> SHORT EXERCISE:
Write out the complete material exactly as it stands.
---- EXERCISE INPUTS
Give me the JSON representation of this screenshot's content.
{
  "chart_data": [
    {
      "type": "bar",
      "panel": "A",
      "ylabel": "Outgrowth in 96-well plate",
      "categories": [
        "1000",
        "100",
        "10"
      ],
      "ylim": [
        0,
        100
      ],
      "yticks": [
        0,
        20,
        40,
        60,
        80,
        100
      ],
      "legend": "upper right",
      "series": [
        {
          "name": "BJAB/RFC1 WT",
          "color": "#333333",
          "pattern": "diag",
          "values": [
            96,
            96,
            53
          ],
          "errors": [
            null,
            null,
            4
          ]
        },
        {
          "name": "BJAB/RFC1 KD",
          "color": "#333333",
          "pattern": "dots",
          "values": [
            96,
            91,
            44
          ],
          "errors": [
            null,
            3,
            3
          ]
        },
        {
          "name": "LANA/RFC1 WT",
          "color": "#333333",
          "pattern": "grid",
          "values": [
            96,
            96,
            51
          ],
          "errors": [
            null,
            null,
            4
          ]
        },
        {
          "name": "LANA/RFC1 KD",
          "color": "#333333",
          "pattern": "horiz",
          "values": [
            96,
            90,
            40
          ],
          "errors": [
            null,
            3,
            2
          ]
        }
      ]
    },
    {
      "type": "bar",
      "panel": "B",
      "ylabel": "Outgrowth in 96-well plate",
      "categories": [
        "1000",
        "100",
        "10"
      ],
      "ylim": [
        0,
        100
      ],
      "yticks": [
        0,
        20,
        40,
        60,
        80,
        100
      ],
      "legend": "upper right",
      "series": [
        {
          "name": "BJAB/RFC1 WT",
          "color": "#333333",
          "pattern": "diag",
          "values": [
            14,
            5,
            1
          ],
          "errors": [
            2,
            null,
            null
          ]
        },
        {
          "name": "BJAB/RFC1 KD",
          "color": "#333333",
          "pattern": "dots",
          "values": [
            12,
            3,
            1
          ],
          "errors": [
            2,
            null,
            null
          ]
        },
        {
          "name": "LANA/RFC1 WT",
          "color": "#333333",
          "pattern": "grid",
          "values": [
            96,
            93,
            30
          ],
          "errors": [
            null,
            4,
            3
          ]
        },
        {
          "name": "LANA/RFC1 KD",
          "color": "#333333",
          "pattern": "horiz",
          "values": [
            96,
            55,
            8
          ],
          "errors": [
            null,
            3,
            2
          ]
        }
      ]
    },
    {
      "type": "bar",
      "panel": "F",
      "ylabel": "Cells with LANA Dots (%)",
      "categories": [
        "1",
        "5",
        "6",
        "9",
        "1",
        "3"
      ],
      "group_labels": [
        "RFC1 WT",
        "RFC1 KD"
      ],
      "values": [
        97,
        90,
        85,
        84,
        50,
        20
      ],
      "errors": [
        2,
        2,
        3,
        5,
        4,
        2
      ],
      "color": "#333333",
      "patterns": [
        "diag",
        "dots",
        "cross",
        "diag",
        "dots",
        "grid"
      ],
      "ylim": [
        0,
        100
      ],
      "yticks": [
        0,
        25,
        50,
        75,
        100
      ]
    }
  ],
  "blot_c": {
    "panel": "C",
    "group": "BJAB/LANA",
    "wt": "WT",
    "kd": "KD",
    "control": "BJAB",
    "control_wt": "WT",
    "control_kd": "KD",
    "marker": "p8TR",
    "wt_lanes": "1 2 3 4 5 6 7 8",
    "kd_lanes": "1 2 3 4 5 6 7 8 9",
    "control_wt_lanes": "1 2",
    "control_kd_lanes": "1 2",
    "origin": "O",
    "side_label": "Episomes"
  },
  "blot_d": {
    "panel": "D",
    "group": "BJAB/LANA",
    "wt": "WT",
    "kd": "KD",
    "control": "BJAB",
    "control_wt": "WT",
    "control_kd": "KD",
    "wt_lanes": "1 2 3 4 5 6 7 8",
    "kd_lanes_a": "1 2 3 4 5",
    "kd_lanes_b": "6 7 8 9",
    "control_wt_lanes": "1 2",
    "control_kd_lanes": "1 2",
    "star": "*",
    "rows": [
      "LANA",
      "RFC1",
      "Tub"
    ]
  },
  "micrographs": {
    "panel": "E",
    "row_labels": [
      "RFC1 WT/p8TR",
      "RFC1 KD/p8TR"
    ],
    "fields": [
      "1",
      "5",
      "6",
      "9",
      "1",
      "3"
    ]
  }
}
--------
> EXERCISE OUTPUT:
Give me the JSON representation of this screenshot's content.
{
  "chart_data": [
    {
      "type": "bar",
      "panel": "A",
      "ylabel": "Outgrowth in 96-well plate",
      "categories": [
        "1000",
        "100",
        "10"
      ],
      "ylim": [
        0,
        100
      ],
      "yticks": [
        0,
        20,
        40,
        60,
        80,
        100
      ],
      "legend": "upper right",
      "series": [
        {
          "name": "BJAB/RFC1 WT",
          "color": "#333333",
          "pattern": "diag",
          "values": [
            96,
            96,
            53
          ],
          "errors": [
            null,
            null,
            4
          ]
        },
        {
          "name": "BJAB/RFC1 KD",
          "color": "#333333",
          "pattern": "dots",
          "values": [
            96,
            91,
            44
          ],
          "errors": [
            null,
            3,
            3
          ]
        },
        {
          "name": "LANA/RFC1 WT",
          "color": "#333333",
          "pattern": "grid",
          "values": [
            96,
            96,
            51
          ],
          "errors": [
            null,
            null,
            4
          ]
        },
        {
          "name": "LANA/RFC1 KD",
          "color": "#333333",
          "pattern": "horiz",
          "values": [
            96,
            90,
            40
          ],
          "errors": [
            null,
            3,
            2
          ]
        }
      ]
    },
    {
      "type": "bar",
      "panel": "B",
      "ylabel": "Outgrowth in 96-well plate",
      "categories": [
        "1000",
        "100",
        "10"
      ],
      "ylim": [
        0,
        100
      ],
      "yticks": [
        0,
        20,
        40,
        60,
        80,
        100
      ],
      "legend": "upper right",
      "series": [
        {
          "name": "BJAB/RFC1 WT",
          "color": "#333333",
          "pattern": "diag",
          "values": [
            14,
            5,
            1
          ],
          "errors": [
            2,
            null,
            null
          ]
        },
        {
          "name": "BJAB/RFC1 KD",
          "color": "#333333",
          "pattern": "dots",
          "values": [
            12,
            3,
            1
          ],
          "errors": [
            2,
            null,
            null
          ]
        },
        {
          "name": "LANA/RFC1 WT",
          "color": "#333333",
          "pattern": "grid",
          "values": [
            96,
            93,
            30
          ],
          "errors": [
            null,
            4,
            3
          ]
        },
        {
          "name": "LANA/RFC1 KD",
          "color": "#333333",
          "pattern": "horiz",
          "values": [
            96,
            55,
            8
          ],
          "errors": [
            null,
            3,
            2
          ]
        }
      ]
    },
    {
      "type": "bar",
      "panel": "F",
      "ylabel": "Cells with LANA Dots (%)",
      "categories": [
        "1",
        "5",
        "6",
        "9",
        "1",
        "3"
      ],
      "group_labels": [
        "RFC1 WT",
        "RFC1 KD"
      ],
      "values": [
        97,
        90,
        85,
        84,
        50,
        20
      ],
      "errors": [
        2,
        2,
        3,
        5,
        4,
        2
      ],
      "color": "#333333",
      "patterns": [
        "diag",
        "dots",
        "cross",
        "diag",
        "dots",
        "grid"
      ],
      "ylim": [
        0,
        100
      ],
      "yticks": [
        0,
        25,
        50,
        75,
        100
      ]
    }
  ],
  "blot_c": {
    "panel": "C",
    "group": "BJAB/LANA",
    "wt": "WT",
    "kd": "KD",
    "control": "BJAB",
    "control_wt": "WT",
    "control_kd": "KD",
    "marker": "p8TR",
    "wt_lanes": "1 2 3 4 5 6 7 8",
    "kd_lanes": "1 2 3 4 5 6 7 8 9",
    "control_wt_lanes": "1 2",
    "control_kd_lanes": "1 2",
    "origin": "O",
    "side_label": "Episomes"
  },
  "blot_d": {
    "panel": "D",
    "group": "BJAB/LANA",
    "wt": "WT",
    "kd": "KD",
    "control": "BJAB",
    "control_wt": "WT",
    "control_kd": "KD",
    "wt_lanes": "1 2 3 4 5 6 7 8",
    "kd_lanes_a": "1 2 3 4 5",
    "kd_lanes_b": "6 7 8 9",
    "control_wt_lanes": "1 2",
    "control_kd_lanes": "1 2",
    "star": "*",
    "rows": [
      "LANA",
      "RFC1",
      "Tub"
    ]
  },
  "micrographs": {
    "panel": "E",
    "row_labels": [
      "RFC1 WT/p8TR",
      "RFC1 KD/p8TR"
    ],
    "fields": [
      "1",
      "5",
      "6",
      "9",
      "1",
      "3"
    ]
  }
}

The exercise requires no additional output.